__Work to be completed__
Retype each entry below exactly as it stands.

__Available data__
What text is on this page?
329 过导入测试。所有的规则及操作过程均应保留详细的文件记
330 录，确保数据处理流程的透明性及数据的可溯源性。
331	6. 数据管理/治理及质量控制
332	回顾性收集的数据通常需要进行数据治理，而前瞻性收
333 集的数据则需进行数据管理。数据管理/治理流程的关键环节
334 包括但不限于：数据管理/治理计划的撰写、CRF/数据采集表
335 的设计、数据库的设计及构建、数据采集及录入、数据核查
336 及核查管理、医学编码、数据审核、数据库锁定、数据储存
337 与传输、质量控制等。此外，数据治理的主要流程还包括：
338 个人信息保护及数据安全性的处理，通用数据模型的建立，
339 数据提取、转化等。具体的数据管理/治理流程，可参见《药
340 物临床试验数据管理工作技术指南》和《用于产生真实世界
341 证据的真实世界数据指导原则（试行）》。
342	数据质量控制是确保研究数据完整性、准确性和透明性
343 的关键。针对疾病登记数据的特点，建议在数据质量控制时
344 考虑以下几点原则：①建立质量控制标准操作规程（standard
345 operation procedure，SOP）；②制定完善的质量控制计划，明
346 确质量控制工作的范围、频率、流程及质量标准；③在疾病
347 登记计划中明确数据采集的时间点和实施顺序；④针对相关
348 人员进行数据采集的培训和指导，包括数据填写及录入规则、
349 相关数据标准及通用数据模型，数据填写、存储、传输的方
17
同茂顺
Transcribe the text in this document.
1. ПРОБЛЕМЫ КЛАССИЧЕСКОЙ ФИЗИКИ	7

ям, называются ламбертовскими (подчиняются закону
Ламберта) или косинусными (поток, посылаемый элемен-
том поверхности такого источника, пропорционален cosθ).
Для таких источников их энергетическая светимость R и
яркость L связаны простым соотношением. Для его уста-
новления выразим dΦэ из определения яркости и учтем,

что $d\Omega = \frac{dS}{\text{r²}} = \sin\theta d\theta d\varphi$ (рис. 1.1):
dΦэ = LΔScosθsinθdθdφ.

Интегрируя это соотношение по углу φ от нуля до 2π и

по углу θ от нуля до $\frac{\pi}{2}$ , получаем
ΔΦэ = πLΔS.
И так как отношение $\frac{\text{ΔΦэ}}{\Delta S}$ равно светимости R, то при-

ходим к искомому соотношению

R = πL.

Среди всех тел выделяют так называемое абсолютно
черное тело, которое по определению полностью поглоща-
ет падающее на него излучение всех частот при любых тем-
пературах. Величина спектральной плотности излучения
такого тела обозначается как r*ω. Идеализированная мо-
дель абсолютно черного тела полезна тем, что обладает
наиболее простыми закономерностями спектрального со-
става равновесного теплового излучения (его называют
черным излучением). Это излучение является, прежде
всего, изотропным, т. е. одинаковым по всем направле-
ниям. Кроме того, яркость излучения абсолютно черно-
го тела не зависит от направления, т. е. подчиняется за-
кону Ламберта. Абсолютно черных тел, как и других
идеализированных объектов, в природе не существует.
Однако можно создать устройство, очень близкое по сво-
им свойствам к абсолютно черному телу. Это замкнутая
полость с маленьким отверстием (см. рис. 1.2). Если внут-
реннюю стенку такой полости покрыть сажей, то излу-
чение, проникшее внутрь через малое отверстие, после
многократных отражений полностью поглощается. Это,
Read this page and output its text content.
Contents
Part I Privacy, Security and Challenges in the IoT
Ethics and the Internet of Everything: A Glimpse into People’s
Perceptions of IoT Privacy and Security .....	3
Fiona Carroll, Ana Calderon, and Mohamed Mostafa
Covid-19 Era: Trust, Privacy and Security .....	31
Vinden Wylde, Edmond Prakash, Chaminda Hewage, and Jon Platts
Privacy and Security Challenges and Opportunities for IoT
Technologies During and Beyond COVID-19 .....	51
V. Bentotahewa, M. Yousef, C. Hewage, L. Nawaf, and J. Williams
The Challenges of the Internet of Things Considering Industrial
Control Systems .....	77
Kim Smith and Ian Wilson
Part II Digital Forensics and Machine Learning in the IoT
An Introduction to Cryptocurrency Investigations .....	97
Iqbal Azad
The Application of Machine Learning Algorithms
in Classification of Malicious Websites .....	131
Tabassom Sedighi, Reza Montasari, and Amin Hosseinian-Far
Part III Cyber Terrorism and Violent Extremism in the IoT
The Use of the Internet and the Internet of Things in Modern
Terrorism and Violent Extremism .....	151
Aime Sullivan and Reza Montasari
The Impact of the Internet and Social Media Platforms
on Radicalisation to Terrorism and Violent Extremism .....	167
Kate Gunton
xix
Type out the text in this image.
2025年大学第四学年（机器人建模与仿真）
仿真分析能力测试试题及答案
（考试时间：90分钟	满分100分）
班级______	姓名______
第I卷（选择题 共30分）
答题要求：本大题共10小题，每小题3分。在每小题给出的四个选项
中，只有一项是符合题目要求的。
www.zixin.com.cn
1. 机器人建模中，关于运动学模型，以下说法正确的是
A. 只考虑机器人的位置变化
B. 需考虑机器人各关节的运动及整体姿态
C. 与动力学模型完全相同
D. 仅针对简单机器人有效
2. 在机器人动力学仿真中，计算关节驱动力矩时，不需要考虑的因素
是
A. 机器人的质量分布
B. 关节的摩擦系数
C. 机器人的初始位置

__Solution to this exercise__
What text is on this page?
329 过导入测试。所有的规则及操作过程均应保留详细的文件记
330 录，确保数据处理流程的透明性及数据的可溯源性。
331	6. 数据管理/治理及质量控制
332	回顾性收集的数据通常需要进行数据治理，而前瞻性收
333 集的数据则需进行数据管理。数据管理/治理流程的关键环节
334 包括但不限于：数据管理/治理计划的撰写、CRF/数据采集表
335 的设计、数据库的设计及构建、数据采集及录入、数据核查
336 及核查管理、医学编码、数据审核、数据库锁定、数据储存
337 与传输、质量控制等。此外，数据治理的主要流程还包括：
338 个人信息保护及数据安全性的处理，通用数据模型的建立，
339 数据提取、转化等。具体的数据管理/治理流程，可参见《药
340 物临床试验数据管理工作技术指南》和《用于产生真实世界
341 证据的真实世界数据指导原则（试行）》。
342	数据质量控制是确保研究数据完整性、准确性和透明性
343 的关键。针对疾病登记数据的特点，建议在数据质量控制时
344 考虑以下几点原则：①建立质量控制标准操作规程（standard
345 operation procedure，SOP）；②制定完善的质量控制计划，明
346 确质量控制工作的范围、频率、流程及质量标准；③在疾病
347 登记计划中明确数据采集的时间点和实施顺序；④针对相关
348 人员进行数据采集的培训和指导，包括数据填写及录入规则、
349 相关数据标准及通用数据模型，数据填写、存储、传输的方
17
同茂顺
Transcribe the text in this document.
1. ПРОБЛЕМЫ КЛАССИЧЕСКОЙ ФИЗИКИ	7

ям, называются ламбертовскими (подчиняются закону
Ламберта) или косинусными (поток, посылаемый элемен-
том поверхности такого источника, пропорционален cosθ).
Для таких источников их энергетическая светимость R и
яркость L связаны простым соотношением. Для его уста-
новления выразим dΦэ из определения яркости и учтем,

что $d\Omega = \frac{dS}{\text{r²}} = \sin\theta d\theta d\varphi$ (рис. 1.1):
dΦэ = LΔScosθsinθdθdφ.

Интегрируя это соотношение по углу φ от нуля до 2π и

по углу θ от нуля до $\frac{\pi}{2}$ , получаем
ΔΦэ = πLΔS.
И так как отношение $\frac{\text{ΔΦэ}}{\Delta S}$ равно светимости R, то при-

ходим к искомому соотношению

R = πL.

Среди всех тел выделяют так называемое абсолютно
черное тело, которое по определению полностью поглоща-
ет падающее на него излучение всех частот при любых тем-
пературах. Величина спектральной плотности излучения
такого тела обозначается как r*ω. Идеализированная мо-
дель абсолютно черного тела полезна тем, что обладает
наиболее простыми закономерностями спектрального со-
става равновесного теплового излучения (его называют
черным излучением). Это излучение является, прежде
всего, изотропным, т. е. одинаковым по всем направле-
ниям. Кроме того, яркость излучения абсолютно черно-
го тела не зависит от направления, т. е. подчиняется за-
кону Ламберта. Абсолютно черных тел, как и других
идеализированных объектов, в природе не существует.
Однако можно создать устройство, очень близкое по сво-
им свойствам к абсолютно черному телу. Это замкнутая
полость с маленьким отверстием (см. рис. 1.2). Если внут-
реннюю стенку такой полости покрыть сажей, то излу-
чение, проникшее внутрь через малое отверстие, после
многократных отражений полностью поглощается. Это,
Read this page and output its text content.
Contents
Part I Privacy, Security and Challenges in the IoT
Ethics and the Internet of Everything: A Glimpse into People’s
Perceptions of IoT Privacy and Security .....	3
Fiona Carroll, Ana Calderon, and Mohamed Mostafa
Covid-19 Era: Trust, Privacy and Security .....	31
Vinden Wylde, Edmond Prakash, Chaminda Hewage, and Jon Platts
Privacy and Security Challenges and Opportunities for IoT
Technologies During and Beyond COVID-19 .....	51
V. Bentotahewa, M. Yousef, C. Hewage, L. Nawaf, and J. Williams
The Challenges of the Internet of Things Considering Industrial
Control Systems .....	77
Kim Smith and Ian Wilson
Part II Digital Forensics and Machine Learning in the IoT
An Introduction to Cryptocurrency Investigations .....	97
Iqbal Azad
The Application of Machine Learning Algorithms
in Classification of Malicious Websites .....	131
Tabassom Sedighi, Reza Montasari, and Amin Hosseinian-Far
Part III Cyber Terrorism and Violent Extremism in the IoT
The Use of the Internet and the Internet of Things in Modern
Terrorism and Violent Extremism .....	151
Aime Sullivan and Reza Montasari
The Impact of the Internet and Social Media Platforms
on Radicalisation to Terrorism and Violent Extremism .....	167
Kate Gunton
xix
Type out the text in this image.
2025年大学第四学年（机器人建模与仿真）
仿真分析能力测试试题及答案
（考试时间：90分钟	满分100分）
班级______	姓名______
第I卷（选择题 共30分）
答题要求：本大题共10小题，每小题3分。在每小题给出的四个选项
中，只有一项是符合题目要求的。
www.zixin.com.cn
1. 机器人建模中，关于运动学模型，以下说法正确的是
A. 只考虑机器人的位置变化
B. 需考虑机器人各关节的运动及整体姿态
C. 与动力学模型完全相同
D. 仅针对简单机器人有效
2. 在机器人动力学仿真中，计算关节驱动力矩时，不需要考虑的因素
是
A. 机器人的质量分布
B. 关节的摩擦系数
C. 机器人的初始位置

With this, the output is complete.